→ Given instruction
Reproduce the material in full, exactly as written.

--- start ---

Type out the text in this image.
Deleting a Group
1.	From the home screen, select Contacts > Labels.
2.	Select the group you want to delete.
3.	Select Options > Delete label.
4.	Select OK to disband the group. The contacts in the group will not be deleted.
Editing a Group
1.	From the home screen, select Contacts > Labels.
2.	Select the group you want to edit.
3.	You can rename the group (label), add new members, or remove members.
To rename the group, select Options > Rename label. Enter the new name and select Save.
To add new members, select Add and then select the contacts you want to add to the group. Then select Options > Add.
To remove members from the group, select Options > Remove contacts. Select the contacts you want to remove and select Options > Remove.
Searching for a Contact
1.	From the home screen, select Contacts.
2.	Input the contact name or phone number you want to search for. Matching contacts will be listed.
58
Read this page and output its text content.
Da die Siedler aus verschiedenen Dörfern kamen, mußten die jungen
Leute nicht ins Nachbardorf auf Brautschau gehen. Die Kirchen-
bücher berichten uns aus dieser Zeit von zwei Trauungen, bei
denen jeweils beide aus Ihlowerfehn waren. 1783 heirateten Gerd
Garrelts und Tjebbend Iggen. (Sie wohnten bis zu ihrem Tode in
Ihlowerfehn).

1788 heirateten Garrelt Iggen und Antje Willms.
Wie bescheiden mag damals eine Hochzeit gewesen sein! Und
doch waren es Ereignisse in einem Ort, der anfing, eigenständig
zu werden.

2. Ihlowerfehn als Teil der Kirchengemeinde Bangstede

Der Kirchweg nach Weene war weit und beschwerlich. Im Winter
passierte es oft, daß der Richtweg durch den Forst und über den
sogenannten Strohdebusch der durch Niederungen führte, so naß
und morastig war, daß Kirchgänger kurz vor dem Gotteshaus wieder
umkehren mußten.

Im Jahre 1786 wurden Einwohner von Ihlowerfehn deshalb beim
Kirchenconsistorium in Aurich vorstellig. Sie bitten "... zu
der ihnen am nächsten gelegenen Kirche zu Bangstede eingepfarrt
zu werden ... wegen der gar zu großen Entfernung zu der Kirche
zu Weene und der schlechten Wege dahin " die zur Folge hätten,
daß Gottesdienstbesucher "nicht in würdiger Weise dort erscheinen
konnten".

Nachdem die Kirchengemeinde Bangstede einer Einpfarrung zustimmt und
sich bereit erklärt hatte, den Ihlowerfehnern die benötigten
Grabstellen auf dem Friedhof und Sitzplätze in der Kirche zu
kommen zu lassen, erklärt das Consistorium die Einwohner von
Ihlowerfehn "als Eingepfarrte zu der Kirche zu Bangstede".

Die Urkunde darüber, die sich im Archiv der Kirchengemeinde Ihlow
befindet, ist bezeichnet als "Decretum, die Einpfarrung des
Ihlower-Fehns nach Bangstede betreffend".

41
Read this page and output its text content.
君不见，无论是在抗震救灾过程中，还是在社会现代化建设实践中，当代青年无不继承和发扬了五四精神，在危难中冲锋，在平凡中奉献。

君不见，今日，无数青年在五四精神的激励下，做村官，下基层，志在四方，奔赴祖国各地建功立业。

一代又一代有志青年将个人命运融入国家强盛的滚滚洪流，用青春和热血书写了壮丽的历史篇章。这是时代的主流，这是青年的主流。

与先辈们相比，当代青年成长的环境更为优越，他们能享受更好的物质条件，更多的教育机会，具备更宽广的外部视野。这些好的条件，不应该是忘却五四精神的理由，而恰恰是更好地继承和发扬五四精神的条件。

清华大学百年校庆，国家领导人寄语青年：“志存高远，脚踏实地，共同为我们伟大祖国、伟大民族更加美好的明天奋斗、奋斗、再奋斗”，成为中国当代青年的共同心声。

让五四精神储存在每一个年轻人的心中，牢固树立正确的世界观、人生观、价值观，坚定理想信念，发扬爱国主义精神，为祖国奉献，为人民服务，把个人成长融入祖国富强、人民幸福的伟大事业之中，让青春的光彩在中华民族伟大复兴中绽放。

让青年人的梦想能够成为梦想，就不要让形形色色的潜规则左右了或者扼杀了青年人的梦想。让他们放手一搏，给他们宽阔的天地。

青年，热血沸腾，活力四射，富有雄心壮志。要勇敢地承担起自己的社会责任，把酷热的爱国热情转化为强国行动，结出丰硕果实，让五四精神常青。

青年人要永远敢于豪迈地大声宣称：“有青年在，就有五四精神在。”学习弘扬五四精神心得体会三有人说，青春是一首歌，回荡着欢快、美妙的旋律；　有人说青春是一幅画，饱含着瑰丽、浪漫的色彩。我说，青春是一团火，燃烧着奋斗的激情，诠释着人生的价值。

--- end ---

→ Task result
Type out the text in this image.
Deleting a Group
1.	From the home screen, select Contacts > Labels.
2.	Select the group you want to delete.
3.	Select Options > Delete label.
4.	Select OK to disband the group. The contacts in the group will not be deleted.
Editing a Group
1.	From the home screen, select Contacts > Labels.
2.	Select the group you want to edit.
3.	You can rename the group (label), add new members, or remove members.
To rename the group, select Options > Rename label. Enter the new name and select Save.
To add new members, select Add and then select the contacts you want to add to the group. Then select Options > Add.
To remove members from the group, select Options > Remove contacts. Select the contacts you want to remove and select Options > Remove.
Searching for a Contact
1.	From the home screen, select Contacts.
2.	Input the contact name or phone number you want to search for. Matching contacts will be listed.
58
Read this page and output its text content.
Da die Siedler aus verschiedenen Dörfern kamen, mußten die jungen
Leute nicht ins Nachbardorf auf Brautschau gehen. Die Kirchen-
bücher berichten uns aus dieser Zeit von zwei Trauungen, bei
denen jeweils beide aus Ihlowerfehn waren. 1783 heirateten Gerd
Garrelts und Tjebbend Iggen. (Sie wohnten bis zu ihrem Tode in
Ihlowerfehn).

1788 heirateten Garrelt Iggen und Antje Willms.
Wie bescheiden mag damals eine Hochzeit gewesen sein! Und
doch waren es Ereignisse in einem Ort, der anfing, eigenständig
zu werden.

2. Ihlowerfehn als Teil der Kirchengemeinde Bangstede

Der Kirchweg nach Weene war weit und beschwerlich. Im Winter
passierte es oft, daß der Richtweg durch den Forst und über den
sogenannten Strohdebusch der durch Niederungen führte, so naß
und morastig war, daß Kirchgänger kurz vor dem Gotteshaus wieder
umkehren mußten.

Im Jahre 1786 wurden Einwohner von Ihlowerfehn deshalb beim
Kirchenconsistorium in Aurich vorstellig. Sie bitten "... zu
der ihnen am nächsten gelegenen Kirche zu Bangstede eingepfarrt
zu werden ... wegen der gar zu großen Entfernung zu der Kirche
zu Weene und der schlechten Wege dahin " die zur Folge hätten,
daß Gottesdienstbesucher "nicht in würdiger Weise dort erscheinen
konnten".

Nachdem die Kirchengemeinde Bangstede einer Einpfarrung zustimmt und
sich bereit erklärt hatte, den Ihlowerfehnern die benötigten
Grabstellen auf dem Friedhof und Sitzplätze in der Kirche zu
kommen zu lassen, erklärt das Consistorium die Einwohner von
Ihlowerfehn "als Eingepfarrte zu der Kirche zu Bangstede".

Die Urkunde darüber, die sich im Archiv der Kirchengemeinde Ihlow
befindet, ist bezeichnet als "Decretum, die Einpfarrung des
Ihlower-Fehns nach Bangstede betreffend".

41
Read this page and output its text content.
君不见，无论是在抗震救灾过程中，还是在社会现代化建设实践中，当代青年无不继承和发扬了五四精神，在危难中冲锋，在平凡中奉献。

君不见，今日，无数青年在五四精神的激励下，做村官，下基层，志在四方，奔赴祖国各地建功立业。

一代又一代有志青年将个人命运融入国家强盛的滚滚洪流，用青春和热血书写了壮丽的历史篇章。这是时代的主流，这是青年的主流。

与先辈们相比，当代青年成长的环境更为优越，他们能享受更好的物质条件，更多的教育机会，具备更宽广的外部视野。这些好的条件，不应该是忘却五四精神的理由，而恰恰是更好地继承和发扬五四精神的条件。

清华大学百年校庆，国家领导人寄语青年：“志存高远，脚踏实地，共同为我们伟大祖国、伟大民族更加美好的明天奋斗、奋斗、再奋斗”，成为中国当代青年的共同心声。

让五四精神储存在每一个年轻人的心中，牢固树立正确的世界观、人生观、价值观，坚定理想信念，发扬爱国主义精神，为祖国奉献，为人民服务，把个人成长融入祖国富强、人民幸福的伟大事业之中，让青春的光彩在中华民族伟大复兴中绽放。

让青年人的梦想能够成为梦想，就不要让形形色色的潜规则左右了或者扼杀了青年人的梦想。让他们放手一搏，给他们宽阔的天地。

青年，热血沸腾，活力四射，富有雄心壮志。要勇敢地承担起自己的社会责任，把酷热的爱国热情转化为强国行动，结出丰硕果实，让五四精神常青。

青年人要永远敢于豪迈地大声宣称：“有青年在，就有五四精神在。”学习弘扬五四精神心得体会三有人说，青春是一首歌，回荡着欢快、美妙的旋律；　有人说青春是一幅画，饱含着瑰丽、浪漫的色彩。我说，青春是一团火，燃烧着奋斗的激情，诠释着人生的价值。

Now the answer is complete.